### Recorded data
(begin)

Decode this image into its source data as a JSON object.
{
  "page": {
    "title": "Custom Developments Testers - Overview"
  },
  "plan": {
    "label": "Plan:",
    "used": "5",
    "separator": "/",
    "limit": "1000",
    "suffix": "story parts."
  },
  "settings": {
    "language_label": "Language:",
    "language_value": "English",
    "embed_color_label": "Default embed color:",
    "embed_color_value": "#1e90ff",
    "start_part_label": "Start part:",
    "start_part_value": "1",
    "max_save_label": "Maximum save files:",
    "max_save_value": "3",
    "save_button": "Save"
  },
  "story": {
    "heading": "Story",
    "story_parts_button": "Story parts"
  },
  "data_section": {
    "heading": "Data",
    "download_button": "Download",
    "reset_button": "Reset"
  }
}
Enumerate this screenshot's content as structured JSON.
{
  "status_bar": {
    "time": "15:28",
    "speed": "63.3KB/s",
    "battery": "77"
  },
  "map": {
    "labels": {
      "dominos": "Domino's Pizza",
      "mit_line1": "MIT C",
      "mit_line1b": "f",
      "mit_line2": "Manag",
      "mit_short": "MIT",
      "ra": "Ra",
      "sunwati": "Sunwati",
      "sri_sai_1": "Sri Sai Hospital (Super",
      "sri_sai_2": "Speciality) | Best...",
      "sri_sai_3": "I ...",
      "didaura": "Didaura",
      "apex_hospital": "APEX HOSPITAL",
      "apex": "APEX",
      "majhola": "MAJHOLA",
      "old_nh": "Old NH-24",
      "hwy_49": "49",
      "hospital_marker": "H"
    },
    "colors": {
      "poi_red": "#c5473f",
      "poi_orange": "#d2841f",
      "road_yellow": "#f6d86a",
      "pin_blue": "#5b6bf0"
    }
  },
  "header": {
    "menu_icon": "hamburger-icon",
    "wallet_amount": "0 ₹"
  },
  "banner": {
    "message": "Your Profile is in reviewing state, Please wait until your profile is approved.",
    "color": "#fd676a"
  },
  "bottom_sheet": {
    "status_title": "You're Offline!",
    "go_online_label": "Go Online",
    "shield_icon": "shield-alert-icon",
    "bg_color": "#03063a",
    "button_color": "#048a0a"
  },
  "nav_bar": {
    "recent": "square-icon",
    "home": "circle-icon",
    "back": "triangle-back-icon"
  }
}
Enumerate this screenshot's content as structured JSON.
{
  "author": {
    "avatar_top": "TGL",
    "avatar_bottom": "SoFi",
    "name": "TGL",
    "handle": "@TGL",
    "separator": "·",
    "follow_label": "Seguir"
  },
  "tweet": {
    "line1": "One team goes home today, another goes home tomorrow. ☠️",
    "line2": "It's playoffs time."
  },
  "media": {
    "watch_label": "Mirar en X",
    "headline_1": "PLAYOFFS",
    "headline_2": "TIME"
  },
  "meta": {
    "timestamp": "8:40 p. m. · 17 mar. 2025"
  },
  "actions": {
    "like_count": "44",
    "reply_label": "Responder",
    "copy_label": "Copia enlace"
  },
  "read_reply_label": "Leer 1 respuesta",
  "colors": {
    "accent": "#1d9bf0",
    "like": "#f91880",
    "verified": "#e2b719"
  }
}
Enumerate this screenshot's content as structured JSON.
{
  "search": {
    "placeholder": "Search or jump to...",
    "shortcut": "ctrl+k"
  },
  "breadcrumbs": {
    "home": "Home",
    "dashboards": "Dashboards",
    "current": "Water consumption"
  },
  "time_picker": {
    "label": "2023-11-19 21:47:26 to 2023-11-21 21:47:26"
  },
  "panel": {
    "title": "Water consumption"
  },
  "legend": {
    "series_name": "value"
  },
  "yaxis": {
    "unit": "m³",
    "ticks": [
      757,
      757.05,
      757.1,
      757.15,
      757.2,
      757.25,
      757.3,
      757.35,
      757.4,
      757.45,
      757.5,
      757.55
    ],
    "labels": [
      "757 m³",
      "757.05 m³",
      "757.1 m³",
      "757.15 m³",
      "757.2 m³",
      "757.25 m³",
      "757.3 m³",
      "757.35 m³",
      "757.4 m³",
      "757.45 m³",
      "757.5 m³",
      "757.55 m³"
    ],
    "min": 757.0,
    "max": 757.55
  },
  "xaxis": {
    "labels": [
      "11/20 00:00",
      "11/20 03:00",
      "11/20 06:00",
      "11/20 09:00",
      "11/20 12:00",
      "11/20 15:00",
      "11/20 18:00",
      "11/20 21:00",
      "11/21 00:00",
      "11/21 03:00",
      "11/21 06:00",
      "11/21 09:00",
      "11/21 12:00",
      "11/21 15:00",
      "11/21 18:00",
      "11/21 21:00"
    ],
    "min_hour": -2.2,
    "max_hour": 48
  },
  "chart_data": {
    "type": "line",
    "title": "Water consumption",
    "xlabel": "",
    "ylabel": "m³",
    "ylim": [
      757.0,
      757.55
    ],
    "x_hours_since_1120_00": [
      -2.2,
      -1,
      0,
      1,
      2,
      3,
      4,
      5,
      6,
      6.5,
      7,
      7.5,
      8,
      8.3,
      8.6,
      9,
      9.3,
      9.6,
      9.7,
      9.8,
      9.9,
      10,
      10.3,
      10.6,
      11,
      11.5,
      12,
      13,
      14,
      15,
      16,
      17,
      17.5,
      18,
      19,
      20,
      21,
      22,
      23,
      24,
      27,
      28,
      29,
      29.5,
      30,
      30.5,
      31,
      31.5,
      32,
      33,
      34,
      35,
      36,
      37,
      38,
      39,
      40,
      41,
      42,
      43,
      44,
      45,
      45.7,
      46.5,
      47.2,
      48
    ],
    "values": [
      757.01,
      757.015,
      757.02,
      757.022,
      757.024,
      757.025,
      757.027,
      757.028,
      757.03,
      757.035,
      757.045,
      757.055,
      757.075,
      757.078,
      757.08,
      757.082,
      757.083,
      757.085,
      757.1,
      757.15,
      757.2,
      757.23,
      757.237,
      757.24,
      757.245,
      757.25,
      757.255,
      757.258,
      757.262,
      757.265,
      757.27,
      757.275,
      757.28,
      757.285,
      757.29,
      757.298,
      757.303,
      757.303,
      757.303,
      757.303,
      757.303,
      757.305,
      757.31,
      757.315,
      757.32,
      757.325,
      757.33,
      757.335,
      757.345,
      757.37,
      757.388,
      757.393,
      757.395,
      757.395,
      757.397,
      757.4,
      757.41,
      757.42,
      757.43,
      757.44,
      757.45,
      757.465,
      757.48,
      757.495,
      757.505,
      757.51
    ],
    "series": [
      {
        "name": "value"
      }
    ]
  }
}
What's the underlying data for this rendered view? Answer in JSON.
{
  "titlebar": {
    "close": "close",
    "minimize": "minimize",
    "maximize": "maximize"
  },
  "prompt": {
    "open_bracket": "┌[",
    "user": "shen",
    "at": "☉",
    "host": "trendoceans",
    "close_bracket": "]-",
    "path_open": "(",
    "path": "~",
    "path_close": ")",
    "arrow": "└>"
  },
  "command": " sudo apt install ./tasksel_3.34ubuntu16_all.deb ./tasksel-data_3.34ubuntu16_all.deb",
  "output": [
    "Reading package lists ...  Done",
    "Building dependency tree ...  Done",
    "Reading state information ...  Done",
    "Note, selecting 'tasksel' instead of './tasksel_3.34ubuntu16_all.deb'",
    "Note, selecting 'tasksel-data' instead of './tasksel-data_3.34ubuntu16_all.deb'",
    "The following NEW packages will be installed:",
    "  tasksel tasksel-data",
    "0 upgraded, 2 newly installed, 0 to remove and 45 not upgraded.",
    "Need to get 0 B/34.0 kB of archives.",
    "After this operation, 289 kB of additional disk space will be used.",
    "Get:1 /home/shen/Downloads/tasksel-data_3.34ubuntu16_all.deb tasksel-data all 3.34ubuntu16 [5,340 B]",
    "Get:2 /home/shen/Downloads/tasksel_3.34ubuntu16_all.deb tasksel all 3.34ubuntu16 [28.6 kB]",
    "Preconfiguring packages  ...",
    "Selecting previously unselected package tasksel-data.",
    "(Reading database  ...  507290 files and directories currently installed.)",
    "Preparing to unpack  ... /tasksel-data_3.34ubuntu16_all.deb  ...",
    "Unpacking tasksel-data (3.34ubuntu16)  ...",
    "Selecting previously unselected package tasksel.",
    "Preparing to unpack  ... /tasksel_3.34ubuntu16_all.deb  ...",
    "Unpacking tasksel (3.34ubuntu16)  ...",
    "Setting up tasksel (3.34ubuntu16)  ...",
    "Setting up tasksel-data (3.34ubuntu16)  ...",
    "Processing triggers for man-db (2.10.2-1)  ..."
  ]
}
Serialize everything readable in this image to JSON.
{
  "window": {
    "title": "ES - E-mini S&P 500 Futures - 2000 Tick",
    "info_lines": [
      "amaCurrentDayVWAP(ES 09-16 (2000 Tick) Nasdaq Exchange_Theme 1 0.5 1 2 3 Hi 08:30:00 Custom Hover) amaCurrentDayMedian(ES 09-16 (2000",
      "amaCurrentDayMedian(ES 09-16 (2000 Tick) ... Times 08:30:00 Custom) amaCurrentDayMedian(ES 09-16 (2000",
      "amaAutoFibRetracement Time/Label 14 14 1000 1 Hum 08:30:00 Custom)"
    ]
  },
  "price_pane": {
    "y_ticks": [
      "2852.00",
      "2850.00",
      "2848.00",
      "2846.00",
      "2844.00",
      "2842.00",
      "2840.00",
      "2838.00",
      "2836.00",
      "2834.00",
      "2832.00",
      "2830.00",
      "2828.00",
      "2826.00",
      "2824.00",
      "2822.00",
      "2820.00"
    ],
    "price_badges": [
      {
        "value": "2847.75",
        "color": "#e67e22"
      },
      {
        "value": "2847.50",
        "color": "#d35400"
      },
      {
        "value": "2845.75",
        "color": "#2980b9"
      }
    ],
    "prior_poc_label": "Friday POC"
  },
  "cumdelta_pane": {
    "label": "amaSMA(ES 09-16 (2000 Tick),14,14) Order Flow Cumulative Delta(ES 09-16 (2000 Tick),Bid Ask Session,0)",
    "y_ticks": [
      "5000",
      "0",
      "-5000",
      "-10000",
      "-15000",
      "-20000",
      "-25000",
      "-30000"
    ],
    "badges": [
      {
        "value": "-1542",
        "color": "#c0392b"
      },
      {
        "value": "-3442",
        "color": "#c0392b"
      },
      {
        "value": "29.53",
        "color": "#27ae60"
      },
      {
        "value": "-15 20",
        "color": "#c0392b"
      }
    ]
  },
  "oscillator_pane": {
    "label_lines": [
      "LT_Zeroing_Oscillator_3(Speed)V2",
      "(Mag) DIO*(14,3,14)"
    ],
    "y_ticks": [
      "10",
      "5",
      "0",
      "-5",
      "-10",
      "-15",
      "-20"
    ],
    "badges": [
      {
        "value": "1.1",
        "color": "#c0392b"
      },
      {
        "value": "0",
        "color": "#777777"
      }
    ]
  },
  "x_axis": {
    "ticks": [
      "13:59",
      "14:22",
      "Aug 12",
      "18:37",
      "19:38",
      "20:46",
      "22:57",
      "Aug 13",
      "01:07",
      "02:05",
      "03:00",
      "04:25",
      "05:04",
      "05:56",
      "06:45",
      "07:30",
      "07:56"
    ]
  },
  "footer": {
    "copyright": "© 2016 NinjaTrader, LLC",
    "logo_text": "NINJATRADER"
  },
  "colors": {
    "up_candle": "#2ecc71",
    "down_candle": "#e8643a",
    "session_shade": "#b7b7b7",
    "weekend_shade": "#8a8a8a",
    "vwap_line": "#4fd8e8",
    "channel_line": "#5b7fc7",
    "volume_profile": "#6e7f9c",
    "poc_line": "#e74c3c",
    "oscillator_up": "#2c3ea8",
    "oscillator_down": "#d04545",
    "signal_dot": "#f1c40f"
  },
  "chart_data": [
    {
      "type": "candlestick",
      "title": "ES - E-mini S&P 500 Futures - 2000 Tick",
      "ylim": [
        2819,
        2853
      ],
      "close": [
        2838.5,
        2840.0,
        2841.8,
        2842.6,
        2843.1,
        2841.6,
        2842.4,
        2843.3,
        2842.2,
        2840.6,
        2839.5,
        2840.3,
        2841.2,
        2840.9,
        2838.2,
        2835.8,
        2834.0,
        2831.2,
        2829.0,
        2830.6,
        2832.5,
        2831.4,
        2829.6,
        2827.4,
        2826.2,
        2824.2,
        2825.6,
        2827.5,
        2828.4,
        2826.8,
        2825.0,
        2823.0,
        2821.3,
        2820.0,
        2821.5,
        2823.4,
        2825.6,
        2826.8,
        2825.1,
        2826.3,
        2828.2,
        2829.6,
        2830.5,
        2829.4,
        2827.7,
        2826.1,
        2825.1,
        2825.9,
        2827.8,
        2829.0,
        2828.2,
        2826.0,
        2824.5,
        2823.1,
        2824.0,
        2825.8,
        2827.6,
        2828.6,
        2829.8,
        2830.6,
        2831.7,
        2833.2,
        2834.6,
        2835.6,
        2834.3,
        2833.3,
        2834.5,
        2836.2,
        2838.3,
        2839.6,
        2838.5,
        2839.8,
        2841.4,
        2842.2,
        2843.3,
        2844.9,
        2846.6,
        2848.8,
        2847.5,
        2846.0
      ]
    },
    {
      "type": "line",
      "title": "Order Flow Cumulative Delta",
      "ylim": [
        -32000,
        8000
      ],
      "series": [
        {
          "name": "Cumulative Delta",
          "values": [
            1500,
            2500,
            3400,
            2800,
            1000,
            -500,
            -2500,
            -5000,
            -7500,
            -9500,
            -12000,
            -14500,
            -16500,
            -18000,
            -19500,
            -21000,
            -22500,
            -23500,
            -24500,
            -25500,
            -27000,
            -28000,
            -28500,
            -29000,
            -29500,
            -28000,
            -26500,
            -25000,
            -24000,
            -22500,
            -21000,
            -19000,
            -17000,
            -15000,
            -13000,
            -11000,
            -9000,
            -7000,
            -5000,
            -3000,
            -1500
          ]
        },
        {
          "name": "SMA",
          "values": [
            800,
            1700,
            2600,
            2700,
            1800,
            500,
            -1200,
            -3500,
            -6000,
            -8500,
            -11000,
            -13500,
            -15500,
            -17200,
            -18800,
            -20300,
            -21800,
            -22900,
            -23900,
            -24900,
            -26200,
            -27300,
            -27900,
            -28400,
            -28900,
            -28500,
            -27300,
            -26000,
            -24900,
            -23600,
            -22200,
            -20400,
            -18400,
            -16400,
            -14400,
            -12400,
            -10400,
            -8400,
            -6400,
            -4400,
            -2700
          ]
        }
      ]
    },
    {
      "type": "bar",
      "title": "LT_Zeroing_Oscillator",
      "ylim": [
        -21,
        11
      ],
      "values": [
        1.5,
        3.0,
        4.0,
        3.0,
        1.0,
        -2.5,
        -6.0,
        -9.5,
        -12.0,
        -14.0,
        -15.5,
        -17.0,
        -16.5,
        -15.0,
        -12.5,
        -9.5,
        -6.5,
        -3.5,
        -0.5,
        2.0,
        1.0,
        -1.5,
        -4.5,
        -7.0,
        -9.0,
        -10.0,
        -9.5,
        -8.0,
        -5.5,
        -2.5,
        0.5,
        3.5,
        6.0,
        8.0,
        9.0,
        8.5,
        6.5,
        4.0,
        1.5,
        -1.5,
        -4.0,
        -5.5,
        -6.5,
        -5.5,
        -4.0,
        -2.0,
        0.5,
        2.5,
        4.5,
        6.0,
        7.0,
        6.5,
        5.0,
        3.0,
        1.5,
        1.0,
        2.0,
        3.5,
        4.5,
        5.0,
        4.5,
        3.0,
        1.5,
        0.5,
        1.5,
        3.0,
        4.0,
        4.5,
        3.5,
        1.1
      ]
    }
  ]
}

(end)

### Problem
Look through the records and gather every line containing "will".

### Task response
    "The following NEW packages will be installed:",
    "After this operation, 289 kB of additional disk space will be used.",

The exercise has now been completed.